From the biography of Paul M. Achleitner, list every Deutsche Bank CEO named as serving during his time as supervisory board chairman, with the years given for each.

### Page excerpt

◆ ◆ ◆

Austrian businessperson

Paul M. Achleitner (born 28 September 1956 in Linz) is an Austrian businessman who served as chairman of the supervisory board of Deutsche Bank from 2012 to 2022.

==Education==
Achleitner studied Business Administration, Economics, Law and Social Sciences at the University of St. Gallen, where he also earned his doctorate. He was also a visiting fellowship at Harvard Business School from 1982 to 1984.

==Career==
===Early career===
Achleitner worked for Bain and Company and as the managing director of the German subsidiary of Goldman Sachs. In 2000, Achleitner joined Allianz AG as chief financial officer, where he was primarily responsible for finance and investments. He left Allianz in 2012.

===Deutsche Bank, 2012–2022===
After his appointment to the chairman of the supervisory board of Deutsche Bank, he retained the support of the bank's biggest shareholder, Qatari Sheikh Hamad bin Jassim bin Jaber Al Thani, and, in 2017, shareholders backed Achleitner's re-election to a second five-year term. From 2018 until 2020, he faced for three years in a row a vote to remove him from his post. Through his time in office, he oversaw multiple CEO changes, including Anshu Jain (2012-2015), Jürgen Fitschen (2012-2016), John Cryan (2015-2018) and Christian Sewing (2018–2022).

According to various surveys, Achleitner was the highest paid supervisory board head at Germany's 30 biggest listed companies that make up the benchmark DAX index between 2016 and 2018. In August 2019, he bought nearly 1 million euros of the bank's shares. In Munich, he shares an office with his wife Ann-Kristin Achleitner, Michael Diekmann, Joachim Faber and Peter Löscher.

==Other activities==
Achleitner is an honorary professor of the WHU - Otto Beisheim School of Management in Vallendar, Germany, where he teaches a course in investment banking. He is also head of the Exchange Expert Commission, and a member of the German federal commission for the German Corporate Governance Code.

===Corporate boards===
- Deutsche Bank, Chair of the Global Advisory Board (since 2022)
- Hakluyt & Company, Member of the International Advisory Board (since 2022)
- Bayer AG, Member of the Supervisory Board (2002–2026)
- Henkel AG & Sons, Member of the Shareholders' Committee (since 2001), Member of the Finance Subcommittee
- Daimler, Member of the Supervisory Board (2010-2020)
- RWE AG, Member of the Supervisory Board (2000-2013)

===Non-profit organizations===
- Alfred Herrhausen Gesellschaft of Deutsche Bank, Chairman of the Board of Trustees
- Bilderberg Group, Treasurer and Member of the Steering Committee
- Bocconi University, Member of the International Advisory Council
- European Financial Services Roundtable (EFR), Chairman
- Brookings Institution, Member of the Board of Trustees (since 2013)
- Munich Security Conference, Member of the Advisory Council

==Personal life==
Achleitner is married to Ann-Kristin Achleitner, a professor of business at the Technical University of Munich.

◆ ◆ ◆

### Study material
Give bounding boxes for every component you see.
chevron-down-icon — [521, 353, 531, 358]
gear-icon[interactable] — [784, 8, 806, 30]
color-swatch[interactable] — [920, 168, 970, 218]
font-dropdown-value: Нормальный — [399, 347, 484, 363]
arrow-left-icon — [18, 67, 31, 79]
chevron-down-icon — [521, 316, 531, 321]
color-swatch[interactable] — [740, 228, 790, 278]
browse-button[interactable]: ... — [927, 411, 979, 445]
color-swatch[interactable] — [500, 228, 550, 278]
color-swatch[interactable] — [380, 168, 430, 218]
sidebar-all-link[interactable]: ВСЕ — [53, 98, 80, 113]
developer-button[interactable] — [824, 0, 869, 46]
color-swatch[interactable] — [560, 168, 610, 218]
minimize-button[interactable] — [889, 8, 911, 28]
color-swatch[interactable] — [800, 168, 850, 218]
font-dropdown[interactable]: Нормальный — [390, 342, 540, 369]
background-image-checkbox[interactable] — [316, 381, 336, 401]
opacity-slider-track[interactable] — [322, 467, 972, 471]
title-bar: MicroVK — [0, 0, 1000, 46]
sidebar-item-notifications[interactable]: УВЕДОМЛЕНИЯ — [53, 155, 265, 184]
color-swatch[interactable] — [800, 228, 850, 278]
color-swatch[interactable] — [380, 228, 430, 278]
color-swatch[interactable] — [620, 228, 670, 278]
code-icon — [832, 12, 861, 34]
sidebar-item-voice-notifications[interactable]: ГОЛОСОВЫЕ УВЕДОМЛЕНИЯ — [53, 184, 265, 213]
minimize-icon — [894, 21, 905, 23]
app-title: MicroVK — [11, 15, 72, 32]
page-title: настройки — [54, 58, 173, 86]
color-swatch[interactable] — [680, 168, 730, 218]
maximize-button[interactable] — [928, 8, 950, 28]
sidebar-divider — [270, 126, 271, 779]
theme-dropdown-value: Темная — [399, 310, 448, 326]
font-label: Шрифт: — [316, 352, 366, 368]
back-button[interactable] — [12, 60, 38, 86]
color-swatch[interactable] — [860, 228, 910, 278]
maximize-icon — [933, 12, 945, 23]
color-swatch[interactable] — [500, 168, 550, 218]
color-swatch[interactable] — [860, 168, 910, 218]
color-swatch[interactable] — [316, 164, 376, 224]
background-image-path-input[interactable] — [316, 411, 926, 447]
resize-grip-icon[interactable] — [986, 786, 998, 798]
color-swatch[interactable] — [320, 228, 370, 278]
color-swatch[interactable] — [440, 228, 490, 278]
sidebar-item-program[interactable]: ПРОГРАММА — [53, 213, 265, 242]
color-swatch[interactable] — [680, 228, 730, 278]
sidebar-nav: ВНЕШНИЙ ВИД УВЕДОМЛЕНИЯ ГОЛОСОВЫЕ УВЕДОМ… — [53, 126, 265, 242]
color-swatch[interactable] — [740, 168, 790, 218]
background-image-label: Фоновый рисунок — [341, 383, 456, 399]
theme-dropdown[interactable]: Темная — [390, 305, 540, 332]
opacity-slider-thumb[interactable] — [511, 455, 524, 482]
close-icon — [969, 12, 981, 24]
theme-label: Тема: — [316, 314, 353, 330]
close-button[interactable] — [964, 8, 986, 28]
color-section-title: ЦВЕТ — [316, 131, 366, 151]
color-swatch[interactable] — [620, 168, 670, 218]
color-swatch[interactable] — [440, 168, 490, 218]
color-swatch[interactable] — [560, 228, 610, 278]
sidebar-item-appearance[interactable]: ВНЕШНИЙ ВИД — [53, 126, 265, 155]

◆ ◆ ◆

### Your response
- Anshu Jain (2012–2015)
- Jürgen Fitschen (2012–2016)
- John Cryan (2015–2018)
- Christian Sewing (2018–2022)